*EXERCISE DIRECTIONS*
Print all entries precisely as they are written.

►

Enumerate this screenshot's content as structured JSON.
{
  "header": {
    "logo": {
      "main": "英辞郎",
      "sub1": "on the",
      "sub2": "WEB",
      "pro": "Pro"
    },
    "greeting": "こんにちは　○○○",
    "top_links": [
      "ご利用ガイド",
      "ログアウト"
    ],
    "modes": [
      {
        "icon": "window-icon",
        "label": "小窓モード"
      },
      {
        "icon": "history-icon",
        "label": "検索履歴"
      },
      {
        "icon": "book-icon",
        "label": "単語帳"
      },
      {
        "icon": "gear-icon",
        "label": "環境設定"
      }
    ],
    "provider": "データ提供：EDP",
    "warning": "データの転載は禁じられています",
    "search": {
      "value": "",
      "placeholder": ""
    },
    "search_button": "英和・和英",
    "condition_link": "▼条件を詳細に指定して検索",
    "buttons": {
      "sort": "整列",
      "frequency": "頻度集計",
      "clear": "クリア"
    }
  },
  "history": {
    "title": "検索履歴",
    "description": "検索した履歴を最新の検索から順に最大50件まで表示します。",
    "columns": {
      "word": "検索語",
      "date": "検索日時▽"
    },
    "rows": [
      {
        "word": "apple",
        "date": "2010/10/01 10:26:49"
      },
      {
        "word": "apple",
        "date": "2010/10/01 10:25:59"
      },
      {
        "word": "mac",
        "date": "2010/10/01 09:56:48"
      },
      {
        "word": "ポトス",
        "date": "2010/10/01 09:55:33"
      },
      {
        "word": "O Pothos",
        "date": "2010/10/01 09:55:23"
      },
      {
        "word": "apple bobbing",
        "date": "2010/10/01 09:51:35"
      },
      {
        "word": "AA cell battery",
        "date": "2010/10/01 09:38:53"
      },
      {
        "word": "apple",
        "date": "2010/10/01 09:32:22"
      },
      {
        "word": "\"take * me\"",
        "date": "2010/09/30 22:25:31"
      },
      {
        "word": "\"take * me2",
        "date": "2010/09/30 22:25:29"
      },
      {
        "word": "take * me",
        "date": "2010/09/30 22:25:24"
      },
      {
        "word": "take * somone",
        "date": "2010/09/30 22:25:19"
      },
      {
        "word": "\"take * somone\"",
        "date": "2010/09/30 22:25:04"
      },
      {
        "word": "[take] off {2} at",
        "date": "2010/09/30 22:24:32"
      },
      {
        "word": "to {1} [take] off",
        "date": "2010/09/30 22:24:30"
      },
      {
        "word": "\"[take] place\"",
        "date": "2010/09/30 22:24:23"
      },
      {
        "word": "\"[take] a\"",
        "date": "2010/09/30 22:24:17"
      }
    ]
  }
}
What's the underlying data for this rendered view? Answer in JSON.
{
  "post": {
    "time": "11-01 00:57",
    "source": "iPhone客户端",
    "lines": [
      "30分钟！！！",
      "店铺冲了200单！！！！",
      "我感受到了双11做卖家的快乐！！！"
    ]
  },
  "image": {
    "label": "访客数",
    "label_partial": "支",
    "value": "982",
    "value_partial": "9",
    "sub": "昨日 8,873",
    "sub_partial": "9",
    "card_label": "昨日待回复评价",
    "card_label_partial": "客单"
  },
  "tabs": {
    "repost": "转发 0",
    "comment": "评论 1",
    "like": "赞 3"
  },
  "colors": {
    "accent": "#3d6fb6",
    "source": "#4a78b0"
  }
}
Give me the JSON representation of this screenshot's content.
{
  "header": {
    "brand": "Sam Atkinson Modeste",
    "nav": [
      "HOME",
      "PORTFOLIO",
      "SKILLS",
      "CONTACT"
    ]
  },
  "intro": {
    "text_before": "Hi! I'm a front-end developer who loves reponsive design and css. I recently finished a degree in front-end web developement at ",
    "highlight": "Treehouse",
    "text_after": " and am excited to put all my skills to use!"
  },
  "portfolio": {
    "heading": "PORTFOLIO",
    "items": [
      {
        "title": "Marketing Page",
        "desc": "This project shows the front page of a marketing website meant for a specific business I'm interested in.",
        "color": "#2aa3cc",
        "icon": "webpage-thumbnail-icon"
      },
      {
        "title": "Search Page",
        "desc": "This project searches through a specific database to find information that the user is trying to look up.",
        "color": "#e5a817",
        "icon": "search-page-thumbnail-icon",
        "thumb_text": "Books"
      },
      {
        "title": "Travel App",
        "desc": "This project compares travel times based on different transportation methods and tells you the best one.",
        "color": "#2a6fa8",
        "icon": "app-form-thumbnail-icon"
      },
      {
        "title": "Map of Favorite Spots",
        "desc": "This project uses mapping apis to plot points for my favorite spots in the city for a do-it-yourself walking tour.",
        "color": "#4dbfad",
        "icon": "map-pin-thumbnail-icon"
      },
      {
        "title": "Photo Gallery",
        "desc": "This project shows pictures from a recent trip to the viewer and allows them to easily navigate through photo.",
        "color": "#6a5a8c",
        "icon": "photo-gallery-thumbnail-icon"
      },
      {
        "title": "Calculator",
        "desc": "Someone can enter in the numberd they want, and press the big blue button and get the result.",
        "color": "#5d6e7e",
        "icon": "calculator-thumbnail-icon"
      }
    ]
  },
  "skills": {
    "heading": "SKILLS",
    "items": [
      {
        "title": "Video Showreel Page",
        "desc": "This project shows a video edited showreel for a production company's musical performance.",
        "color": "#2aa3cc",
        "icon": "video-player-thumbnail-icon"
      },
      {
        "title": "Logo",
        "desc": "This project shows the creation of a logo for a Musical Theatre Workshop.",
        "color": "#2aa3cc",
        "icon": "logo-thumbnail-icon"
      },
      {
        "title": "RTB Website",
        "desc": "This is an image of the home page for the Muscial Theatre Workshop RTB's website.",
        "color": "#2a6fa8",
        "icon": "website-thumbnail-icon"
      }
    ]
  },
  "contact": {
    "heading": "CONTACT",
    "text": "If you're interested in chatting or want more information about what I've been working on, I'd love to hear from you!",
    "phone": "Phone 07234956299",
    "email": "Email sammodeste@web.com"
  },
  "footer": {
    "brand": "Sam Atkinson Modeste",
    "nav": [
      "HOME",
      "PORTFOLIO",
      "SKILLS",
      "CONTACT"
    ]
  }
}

◄

*THE OUTPUT*
Enumerate this screenshot's content as structured JSON.
{
  "header": {
    "logo": {
      "main": "英辞郎",
      "sub1": "on the",
      "sub2": "WEB",
      "pro": "Pro"
    },
    "greeting": "こんにちは　○○○",
    "top_links": [
      "ご利用ガイド",
      "ログアウト"
    ],
    "modes": [
      {
        "icon": "window-icon",
        "label": "小窓モード"
      },
      {
        "icon": "history-icon",
        "label": "検索履歴"
      },
      {
        "icon": "book-icon",
        "label": "単語帳"
      },
      {
        "icon": "gear-icon",
        "label": "環境設定"
      }
    ],
    "provider": "データ提供：EDP",
    "warning": "データの転載は禁じられています",
    "search": {
      "value": "",
      "placeholder": ""
    },
    "search_button": "英和・和英",
    "condition_link": "▼条件を詳細に指定して検索",
    "buttons": {
      "sort": "整列",
      "frequency": "頻度集計",
      "clear": "クリア"
    }
  },
  "history": {
    "title": "検索履歴",
    "description": "検索した履歴を最新の検索から順に最大50件まで表示します。",
    "columns": {
      "word": "検索語",
      "date": "検索日時▽"
    },
    "rows": [
      {
        "word": "apple",
        "date": "2010/10/01 10:26:49"
      },
      {
        "word": "apple",
        "date": "2010/10/01 10:25:59"
      },
      {
        "word": "mac",
        "date": "2010/10/01 09:56:48"
      },
      {
        "word": "ポトス",
        "date": "2010/10/01 09:55:33"
      },
      {
        "word": "O Pothos",
        "date": "2010/10/01 09:55:23"
      },
      {
        "word": "apple bobbing",
        "date": "2010/10/01 09:51:35"
      },
      {
        "word": "AA cell battery",
        "date": "2010/10/01 09:38:53"
      },
      {
        "word": "apple",
        "date": "2010/10/01 09:32:22"
      },
      {
        "word": "\"take * me\"",
        "date": "2010/09/30 22:25:31"
      },
      {
        "word": "\"take * me2",
        "date": "2010/09/30 22:25:29"
      },
      {
        "word": "take * me",
        "date": "2010/09/30 22:25:24"
      },
      {
        "word": "take * somone",
        "date": "2010/09/30 22:25:19"
      },
      {
        "word": "\"take * somone\"",
        "date": "2010/09/30 22:25:04"
      },
      {
        "word": "[take] off {2} at",
        "date": "2010/09/30 22:24:32"
      },
      {
        "word": "to {1} [take] off",
        "date": "2010/09/30 22:24:30"
      },
      {
        "word": "\"[take] place\"",
        "date": "2010/09/30 22:24:23"
      },
      {
        "word": "\"[take] a\"",
        "date": "2010/09/30 22:24:17"
      }
    ]
  }
}
What's the underlying data for this rendered view? Answer in JSON.
{
  "post": {
    "time": "11-01 00:57",
    "source": "iPhone客户端",
    "lines": [
      "30分钟！！！",
      "店铺冲了200单！！！！",
      "我感受到了双11做卖家的快乐！！！"
    ]
  },
  "image": {
    "label": "访客数",
    "label_partial": "支",
    "value": "982",
    "value_partial": "9",
    "sub": "昨日 8,873",
    "sub_partial": "9",
    "card_label": "昨日待回复评价",
    "card_label_partial": "客单"
  },
  "tabs": {
    "repost": "转发 0",
    "comment": "评论 1",
    "like": "赞 3"
  },
  "colors": {
    "accent": "#3d6fb6",
    "source": "#4a78b0"
  }
}
Give me the JSON representation of this screenshot's content.
{
  "header": {
    "brand": "Sam Atkinson Modeste",
    "nav": [
      "HOME",
      "PORTFOLIO",
      "SKILLS",
      "CONTACT"
    ]
  },
  "intro": {
    "text_before": "Hi! I'm a front-end developer who loves reponsive design and css. I recently finished a degree in front-end web developement at ",
    "highlight": "Treehouse",
    "text_after": " and am excited to put all my skills to use!"
  },
  "portfolio": {
    "heading": "PORTFOLIO",
    "items": [
      {
        "title": "Marketing Page",
        "desc": "This project shows the front page of a marketing website meant for a specific business I'm interested in.",
        "color": "#2aa3cc",
        "icon": "webpage-thumbnail-icon"
      },
      {
        "title": "Search Page",
        "desc": "This project searches through a specific database to find information that the user is trying to look up.",
        "color": "#e5a817",
        "icon": "search-page-thumbnail-icon",
        "thumb_text": "Books"
      },
      {
        "title": "Travel App",
        "desc": "This project compares travel times based on different transportation methods and tells you the best one.",
        "color": "#2a6fa8",
        "icon": "app-form-thumbnail-icon"
      },
      {
        "title": "Map of Favorite Spots",
        "desc": "This project uses mapping apis to plot points for my favorite spots in the city for a do-it-yourself walking tour.",
        "color": "#4dbfad",
        "icon": "map-pin-thumbnail-icon"
      },
      {
        "title": "Photo Gallery",
        "desc": "This project shows pictures from a recent trip to the viewer and allows them to easily navigate through photo.",
        "color": "#6a5a8c",
        "icon": "photo-gallery-thumbnail-icon"
      },
      {
        "title": "Calculator",
        "desc": "Someone can enter in the numberd they want, and press the big blue button and get the result.",
        "color": "#5d6e7e",
        "icon": "calculator-thumbnail-icon"
      }
    ]
  },
  "skills": {
    "heading": "SKILLS",
    "items": [
      {
        "title": "Video Showreel Page",
        "desc": "This project shows a video edited showreel for a production company's musical performance.",
        "color": "#2aa3cc",
        "icon": "video-player-thumbnail-icon"
      },
      {
        "title": "Logo",
        "desc": "This project shows the creation of a logo for a Musical Theatre Workshop.",
        "color": "#2aa3cc",
        "icon": "logo-thumbnail-icon"
      },
      {
        "title": "RTB Website",
        "desc": "This is an image of the home page for the Muscial Theatre Workshop RTB's website.",
        "color": "#2a6fa8",
        "icon": "website-thumbnail-icon"
      }
    ]
  },
  "contact": {
    "heading": "CONTACT",
    "text": "If you're interested in chatting or want more information about what I've been working on, I'd love to hear from you!",
    "phone": "Phone 07234956299",
    "email": "Email sammodeste@web.com"
  },
  "footer": {
    "brand": "Sam Atkinson Modeste",
    "nav": [
      "HOME",
      "PORTFOLIO",
      "SKILLS",
      "CONTACT"
    ]
  }
}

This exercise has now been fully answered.